++++ Material for this exercise
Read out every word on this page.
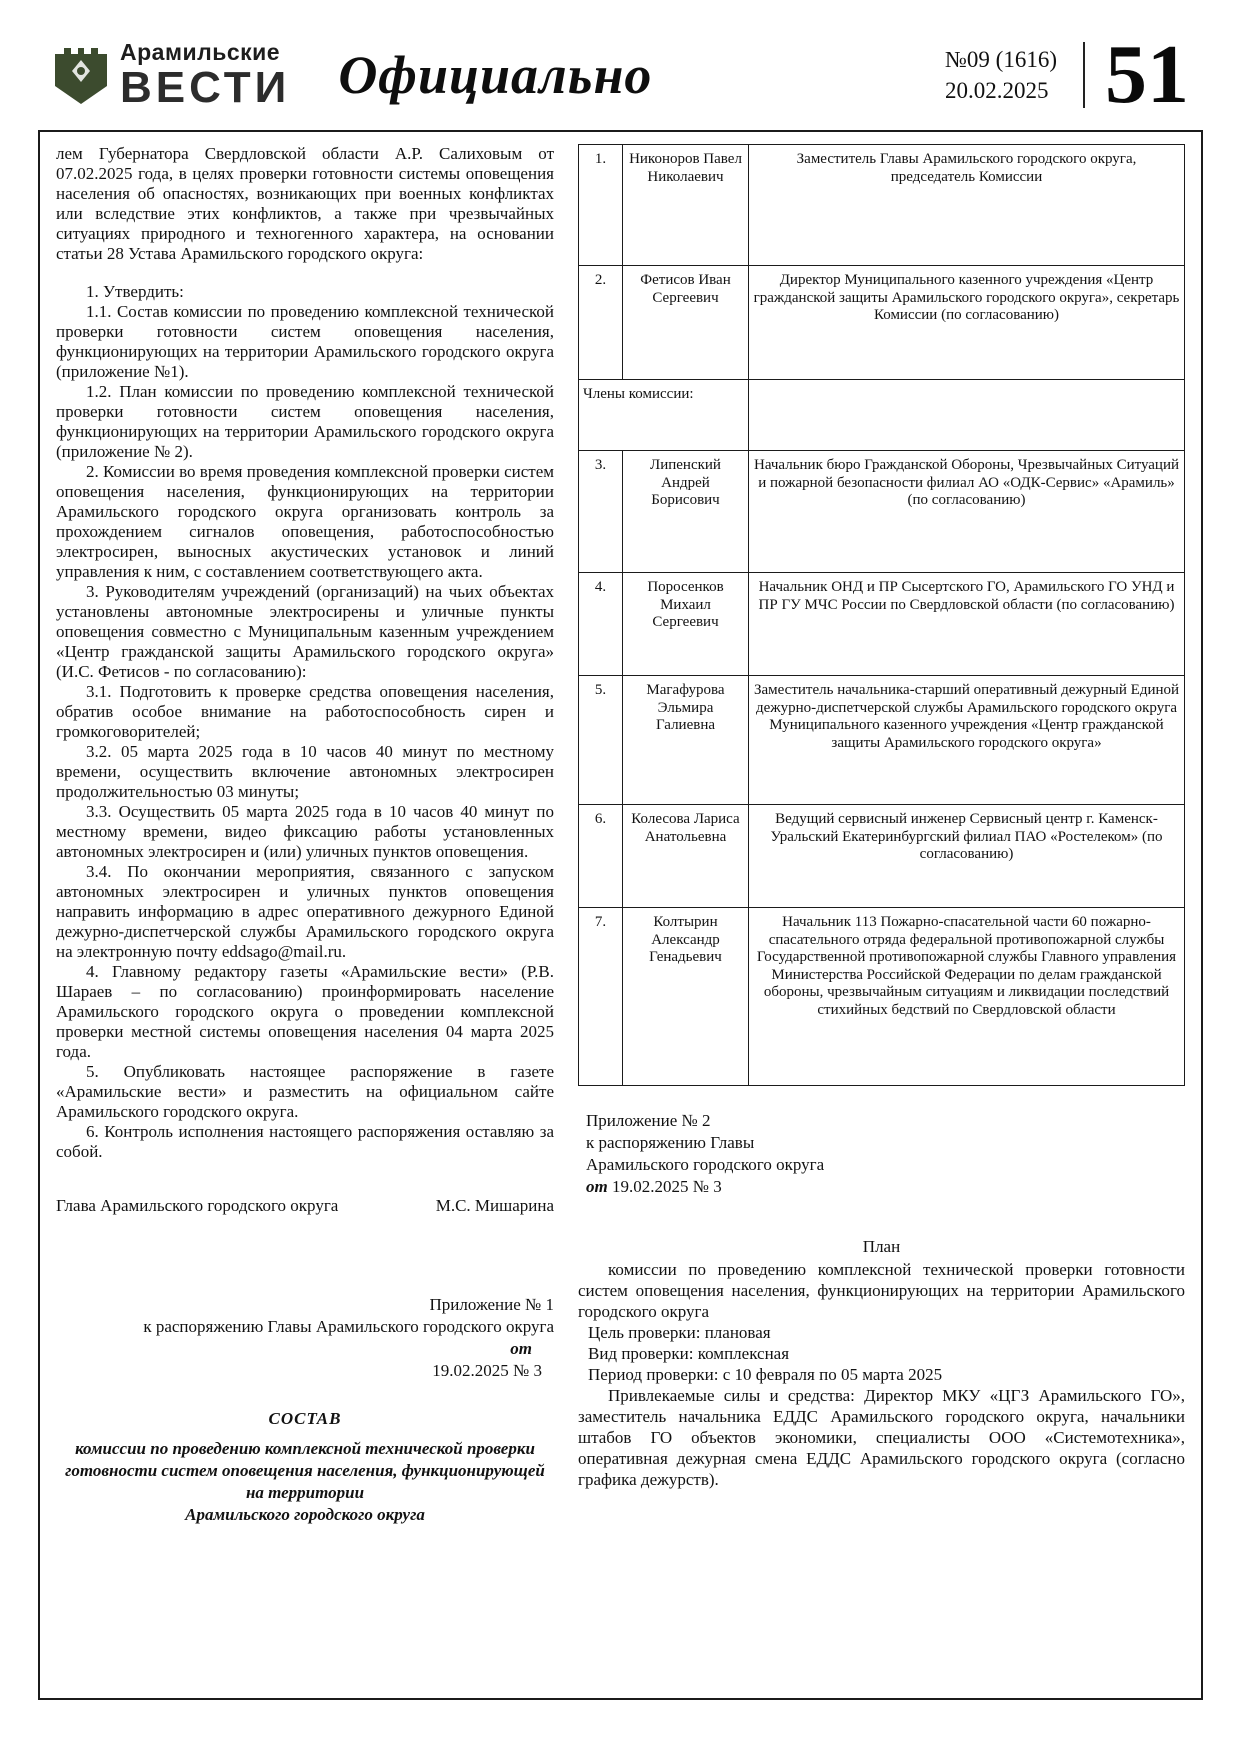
Арамильские
ВЕСТИ Официально	№09 (1616)
20.02.2025 51

лем Губернатора Свердловской области А.Р. Салиховым от 07.02.2025 года, в целях проверки готовности системы оповещения населения об опасностях, возникающих при военных конфликтах или вследствие этих конфликтов, а также при чрезвычайных ситуациях природного и техногенного характера, на основании статьи 28 Устава Арамильского городского округа:

1. Утвердить:

1.1. Состав комиссии по проведению комплексной технической проверки готовности систем оповещения населения, функционирующих на территории Арамильского городского округа (приложение №1).

1.2. План комиссии по проведению комплексной технической проверки готовности систем оповещения населения, функционирующих на территории Арамильского городского округа (приложение № 2).

2. Комиссии во время проведения комплексной проверки систем оповещения населения, функционирующих на территории Арамильского городского округа организовать контроль за прохождением сигналов оповещения, работоспособностью электросирен, выносных акустических установок и линий управления к ним, с составлением соответствующего акта.

3. Руководителям учреждений (организаций) на чьих объектах установлены автономные электросирены и уличные пункты оповещения совместно с Муниципальным казенным учреждением «Центр гражданской защиты Арамильского городского округа» (И.С. Фетисов - по согласованию):

3.1. Подготовить к проверке средства оповещения населения, обратив особое внимание на работоспособность сирен и громкоговорителей;

3.2. 05 марта 2025 года в 10 часов 40 минут по местному времени, осуществить включение автономных электросирен продолжительностью 03 минуты;

3.3. Осуществить 05 марта 2025 года в 10 часов 40 минут по местному времени, видео фиксацию работы установленных автономных электросирен и (или) уличных пунктов оповещения.

3.4. По окончании мероприятия, связанного с запуском автономных электросирен и уличных пунктов оповещения направить информацию в адрес оперативного дежурного Единой дежурно-диспетчерской службы Арамильского городского округа на электронную почту eddsago@mail.ru.

4. Главному редактору газеты «Арамильские вести» (Р.В. Шараев – по согласованию) проинформировать население Арамильского городского округа о проведении комплексной проверки местной системы оповещения населения 04 марта 2025 года.

5. Опубликовать настоящее распоряжение в газете «Арамильские вести» и разместить на официальном сайте Арамильского городского округа.

6. Контроль исполнения настоящего распоряжения оставляю за собой.

Глава Арамильского городского округа	М.С. Мишарина
Приложение № 1
к распоряжению Главы Арамильского городского округа
от
19.02.2025 № 3
СОСТАВ
комиссии по проведению комплексной технической проверки готовности систем оповещения населения, функционирующей на территории
Арамильского городского округа
1.	Никоноров Павел Николаевич	Заместитель Главы Арамильского городского округа, председатель Комиссии
2.	Фетисов Иван Сергеевич	Директор Муниципального казенного учреждения «Центр гражданской защиты Арамильского городского округа», секретарь Комиссии (по согласованию)
Члены комиссии:		
3.	Липенский Андрей Борисович	Начальник бюро Гражданской Обороны, Чрезвычайных Ситуаций и пожарной безопасности филиал АО «ОДК-Сервис» «Арамиль» (по согласованию)
4.	Поросенков Михаил Сергеевич	Начальник ОНД и ПР Сысертского ГО, Арамильского ГО УНД и ПР ГУ МЧС России по Свердловской области (по согласованию)
5.	Магафурова Эльмира Галиевна	Заместитель начальника-старший оперативный дежурный Единой дежурно-диспетчерской службы Арамильского городского округа Муниципального казенного учреждения «Центр гражданской защиты Арамильского городского округа»
6.	Колесова Лариса Анатольевна	Ведущий сервисный инженер Сервисный центр г. Каменск-Уральский Екатеринбургский филиал ПАО «Ростелеком» (по согласованию)
7.	Колтырин Александр Генадьевич	Начальник 113 Пожарно-спасательной части 60 пожарно-спасательного отряда федеральной противопожарной службы Государственной противопожарной службы Главного управления Министерства Российской Федерации по делам гражданской обороны, чрезвычайным ситуациям и ликвидации последствий стихийных бедствий по Свердловской области
Приложение № 2
к распоряжению Главы
Арамильского городского округа
от 19.02.2025 № 3
План

комиссии по проведению комплексной технической проверки готовности систем оповещения населения, функционирующих на территории Арамильского городского округа

Цель проверки: плановая
Вид проверки: комплексная
Период проверки: с 10 февраля по 05 марта 2025

Привлекаемые силы и средства: Директор МКУ «ЦГЗ Арамильского ГО», заместитель начальника ЕДДС Арамильского городского округа, начальники штабов ГО объектов экономики, специалисты ООО «Системотехника», оперативная дежурная смена ЕДДС Арамильского городского округа (согласно графика дежурств).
++++++++
Description of the task :: Gather each line that holds "Главы".

Exercise solution ::
к распоряжению Главы Арамильского городского округа
1.	Никоноров Павел Николаевич	Заместитель Главы Арамильского городского округа, председатель Комиссии
к распоряжению Главы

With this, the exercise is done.